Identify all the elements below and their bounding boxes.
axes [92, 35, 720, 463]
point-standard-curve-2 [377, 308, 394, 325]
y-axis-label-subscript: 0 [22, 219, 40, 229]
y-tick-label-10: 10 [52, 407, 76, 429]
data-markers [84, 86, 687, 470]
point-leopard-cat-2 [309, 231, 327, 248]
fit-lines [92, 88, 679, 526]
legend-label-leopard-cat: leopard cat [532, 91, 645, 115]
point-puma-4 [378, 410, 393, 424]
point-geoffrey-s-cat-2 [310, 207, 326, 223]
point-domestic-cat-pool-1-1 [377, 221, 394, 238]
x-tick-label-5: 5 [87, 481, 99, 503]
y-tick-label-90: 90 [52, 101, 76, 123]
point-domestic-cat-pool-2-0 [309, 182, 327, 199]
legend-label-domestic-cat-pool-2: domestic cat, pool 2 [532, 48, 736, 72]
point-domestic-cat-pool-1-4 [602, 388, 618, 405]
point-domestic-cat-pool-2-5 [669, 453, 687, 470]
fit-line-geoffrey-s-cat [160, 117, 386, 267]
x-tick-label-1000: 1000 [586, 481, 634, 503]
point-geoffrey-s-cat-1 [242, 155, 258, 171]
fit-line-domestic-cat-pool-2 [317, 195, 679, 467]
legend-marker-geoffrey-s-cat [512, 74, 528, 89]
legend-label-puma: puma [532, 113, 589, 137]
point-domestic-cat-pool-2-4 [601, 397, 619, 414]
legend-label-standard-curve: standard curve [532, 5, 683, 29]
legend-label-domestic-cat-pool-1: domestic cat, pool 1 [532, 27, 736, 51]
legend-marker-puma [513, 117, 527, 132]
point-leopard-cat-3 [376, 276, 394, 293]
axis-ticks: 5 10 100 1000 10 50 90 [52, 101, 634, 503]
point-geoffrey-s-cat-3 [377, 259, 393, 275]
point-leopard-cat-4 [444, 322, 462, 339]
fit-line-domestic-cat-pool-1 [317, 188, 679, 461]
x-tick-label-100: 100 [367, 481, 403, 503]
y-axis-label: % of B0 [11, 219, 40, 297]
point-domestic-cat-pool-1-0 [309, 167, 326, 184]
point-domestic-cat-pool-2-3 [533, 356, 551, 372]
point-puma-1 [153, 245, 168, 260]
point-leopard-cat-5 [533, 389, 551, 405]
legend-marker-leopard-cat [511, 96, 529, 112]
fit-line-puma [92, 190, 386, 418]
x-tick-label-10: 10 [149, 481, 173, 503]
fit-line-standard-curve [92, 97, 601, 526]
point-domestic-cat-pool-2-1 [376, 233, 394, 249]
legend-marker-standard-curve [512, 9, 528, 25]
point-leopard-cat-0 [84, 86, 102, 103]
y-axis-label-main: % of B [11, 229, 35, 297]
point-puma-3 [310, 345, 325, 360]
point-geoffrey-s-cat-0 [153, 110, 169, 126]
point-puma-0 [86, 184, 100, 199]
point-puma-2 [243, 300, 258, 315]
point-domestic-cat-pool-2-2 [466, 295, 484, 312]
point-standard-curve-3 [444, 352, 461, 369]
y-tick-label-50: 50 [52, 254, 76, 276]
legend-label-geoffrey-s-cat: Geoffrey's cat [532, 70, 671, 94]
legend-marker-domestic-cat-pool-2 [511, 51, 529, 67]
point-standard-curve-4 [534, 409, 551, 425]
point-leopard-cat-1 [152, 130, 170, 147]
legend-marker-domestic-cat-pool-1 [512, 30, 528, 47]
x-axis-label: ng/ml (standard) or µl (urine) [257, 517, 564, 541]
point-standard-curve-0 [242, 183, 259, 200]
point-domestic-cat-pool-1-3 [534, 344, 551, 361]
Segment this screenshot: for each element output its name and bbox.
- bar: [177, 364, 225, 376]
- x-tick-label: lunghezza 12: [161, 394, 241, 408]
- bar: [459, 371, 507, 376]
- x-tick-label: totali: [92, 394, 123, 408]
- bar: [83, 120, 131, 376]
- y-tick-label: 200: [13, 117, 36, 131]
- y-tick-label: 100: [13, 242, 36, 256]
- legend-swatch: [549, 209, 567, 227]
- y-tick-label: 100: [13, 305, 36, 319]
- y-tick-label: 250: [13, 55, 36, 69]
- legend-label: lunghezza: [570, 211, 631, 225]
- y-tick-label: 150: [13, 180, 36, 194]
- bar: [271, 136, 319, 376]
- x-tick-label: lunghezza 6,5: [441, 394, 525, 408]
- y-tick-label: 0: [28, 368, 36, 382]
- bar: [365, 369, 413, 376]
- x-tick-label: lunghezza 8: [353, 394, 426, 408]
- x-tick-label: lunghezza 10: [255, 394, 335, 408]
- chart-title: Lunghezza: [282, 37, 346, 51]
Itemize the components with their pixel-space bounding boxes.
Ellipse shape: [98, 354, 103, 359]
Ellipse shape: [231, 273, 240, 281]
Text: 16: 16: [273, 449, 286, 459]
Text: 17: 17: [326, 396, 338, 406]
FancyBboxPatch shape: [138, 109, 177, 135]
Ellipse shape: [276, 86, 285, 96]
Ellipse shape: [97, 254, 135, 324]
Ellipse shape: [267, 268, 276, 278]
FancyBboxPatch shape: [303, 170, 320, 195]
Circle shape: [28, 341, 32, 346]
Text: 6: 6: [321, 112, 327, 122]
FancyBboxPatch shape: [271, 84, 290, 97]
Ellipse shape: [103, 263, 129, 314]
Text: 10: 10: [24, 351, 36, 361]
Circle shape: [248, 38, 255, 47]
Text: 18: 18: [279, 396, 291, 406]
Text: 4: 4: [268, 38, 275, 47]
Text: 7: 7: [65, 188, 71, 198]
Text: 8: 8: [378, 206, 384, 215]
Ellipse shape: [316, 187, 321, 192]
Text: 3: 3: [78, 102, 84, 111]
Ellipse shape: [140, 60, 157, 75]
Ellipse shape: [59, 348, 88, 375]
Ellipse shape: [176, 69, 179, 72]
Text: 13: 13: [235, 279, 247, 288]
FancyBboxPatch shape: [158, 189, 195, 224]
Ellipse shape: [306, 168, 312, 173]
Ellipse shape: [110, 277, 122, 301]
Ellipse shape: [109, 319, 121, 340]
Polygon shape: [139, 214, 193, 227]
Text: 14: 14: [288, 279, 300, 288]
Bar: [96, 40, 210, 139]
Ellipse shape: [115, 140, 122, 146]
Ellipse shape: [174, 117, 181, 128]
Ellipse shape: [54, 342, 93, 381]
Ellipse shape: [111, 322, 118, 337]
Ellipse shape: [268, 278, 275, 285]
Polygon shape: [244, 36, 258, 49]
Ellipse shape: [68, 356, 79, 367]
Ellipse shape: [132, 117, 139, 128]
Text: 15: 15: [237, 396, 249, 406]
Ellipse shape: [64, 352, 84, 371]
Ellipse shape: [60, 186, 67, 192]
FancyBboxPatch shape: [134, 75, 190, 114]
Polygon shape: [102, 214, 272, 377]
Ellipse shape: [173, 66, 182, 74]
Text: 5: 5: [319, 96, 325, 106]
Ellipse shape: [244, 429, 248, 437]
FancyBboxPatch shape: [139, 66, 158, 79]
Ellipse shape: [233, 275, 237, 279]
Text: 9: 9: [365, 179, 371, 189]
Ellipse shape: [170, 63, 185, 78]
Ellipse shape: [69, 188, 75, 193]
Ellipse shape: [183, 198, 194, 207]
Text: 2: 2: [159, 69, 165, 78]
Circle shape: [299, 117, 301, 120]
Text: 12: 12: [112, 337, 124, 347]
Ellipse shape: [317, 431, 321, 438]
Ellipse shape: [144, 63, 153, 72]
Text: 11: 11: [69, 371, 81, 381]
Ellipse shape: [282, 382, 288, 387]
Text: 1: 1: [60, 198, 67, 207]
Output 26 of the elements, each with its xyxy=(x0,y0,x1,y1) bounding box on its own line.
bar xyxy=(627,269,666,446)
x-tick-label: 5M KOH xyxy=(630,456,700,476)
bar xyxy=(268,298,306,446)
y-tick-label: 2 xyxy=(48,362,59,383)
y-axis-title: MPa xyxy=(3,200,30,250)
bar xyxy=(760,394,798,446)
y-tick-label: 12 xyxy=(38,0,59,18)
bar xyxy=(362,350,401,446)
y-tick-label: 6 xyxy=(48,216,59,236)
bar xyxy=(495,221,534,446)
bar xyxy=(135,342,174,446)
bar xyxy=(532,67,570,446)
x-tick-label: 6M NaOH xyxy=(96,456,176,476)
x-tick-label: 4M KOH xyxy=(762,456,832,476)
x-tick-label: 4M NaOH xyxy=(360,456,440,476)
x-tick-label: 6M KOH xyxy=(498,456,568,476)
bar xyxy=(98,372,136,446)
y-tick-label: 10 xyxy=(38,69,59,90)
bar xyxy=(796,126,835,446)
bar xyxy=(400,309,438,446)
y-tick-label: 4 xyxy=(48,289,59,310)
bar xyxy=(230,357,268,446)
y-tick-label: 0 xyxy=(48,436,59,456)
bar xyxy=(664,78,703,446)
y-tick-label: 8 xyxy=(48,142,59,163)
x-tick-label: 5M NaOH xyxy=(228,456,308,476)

————————

**Work to complete:** Please change "puma" to "cougar" in the lines starting at the first line and ending at the line that contains "point-puma-2 [243, 300, 258, 315]", then write out those lines again with nothing else altered.

**Answer to the task:**
Identify all the elements below and their bounding boxes.
axes [92, 35, 720, 463]
point-standard-curve-2 [377, 308, 394, 325]
y-axis-label-subscript: 0 [22, 219, 40, 229]
y-tick-label-10: 10 [52, 407, 76, 429]
data-markers [84, 86, 687, 470]
point-leopard-cat-2 [309, 231, 327, 248]
fit-lines [92, 88, 679, 526]
legend-label-leopard-cat: leopard cat [532, 91, 645, 115]
point-cougar-4 [378, 410, 393, 424]
point-geoffrey-s-cat-2 [310, 207, 326, 223]
point-domestic-cat-pool-1-1 [377, 221, 394, 238]
x-tick-label-5: 5 [87, 481, 99, 503]
y-tick-label-90: 90 [52, 101, 76, 123]
point-domestic-cat-pool-2-0 [309, 182, 327, 199]
legend-label-domestic-cat-pool-2: domestic cat, pool 2 [532, 48, 736, 72]
point-domestic-cat-pool-1-4 [602, 388, 618, 405]
point-domestic-cat-pool-2-5 [669, 453, 687, 470]
fit-line-geoffrey-s-cat [160, 117, 386, 267]
x-tick-label-1000: 1000 [586, 481, 634, 503]
point-geoffrey-s-cat-1 [242, 155, 258, 171]
fit-line-domestic-cat-pool-2 [317, 195, 679, 467]
legend-marker-geoffrey-s-cat [512, 74, 528, 89]
legend-label-cougar: cougar [532, 113, 589, 137]
point-domestic-cat-pool-2-4 [601, 397, 619, 414]
legend-label-standard-curve: standard curve [532, 5, 683, 29]
legend-label-domestic-cat-pool-1: domestic cat, pool 1 [532, 27, 736, 51]
legend-marker-cougar [513, 117, 527, 132]
point-leopard-cat-3 [376, 276, 394, 293]
axis-ticks: 5 10 100 1000 10 50 90 [52, 101, 634, 503]
point-geoffrey-s-cat-3 [377, 259, 393, 275]
point-leopard-cat-4 [444, 322, 462, 339]
fit-line-domestic-cat-pool-1 [317, 188, 679, 461]
x-tick-label-100: 100 [367, 481, 403, 503]
y-axis-label: % of B0 [11, 219, 40, 297]
point-domestic-cat-pool-1-0 [309, 167, 326, 184]
point-domestic-cat-pool-2-3 [533, 356, 551, 372]
point-cougar-1 [153, 245, 168, 260]
point-leopard-cat-5 [533, 389, 551, 405]
legend-marker-leopard-cat [511, 96, 529, 112]
fit-line-cougar [92, 190, 386, 418]
x-tick-label-10: 10 [149, 481, 173, 503]
fit-line-standard-curve [92, 97, 601, 526]
point-domestic-cat-pool-2-1 [376, 233, 394, 249]
legend-marker-standard-curve [512, 9, 528, 25]
point-leopard-cat-0 [84, 86, 102, 103]
y-axis-label-main: % of B [11, 229, 35, 297]
point-cougar-3 [310, 345, 325, 360]
point-geoffrey-s-cat-0 [153, 110, 169, 126]
point-cougar-0 [86, 184, 100, 199]
point-cougar-2 [243, 300, 258, 315]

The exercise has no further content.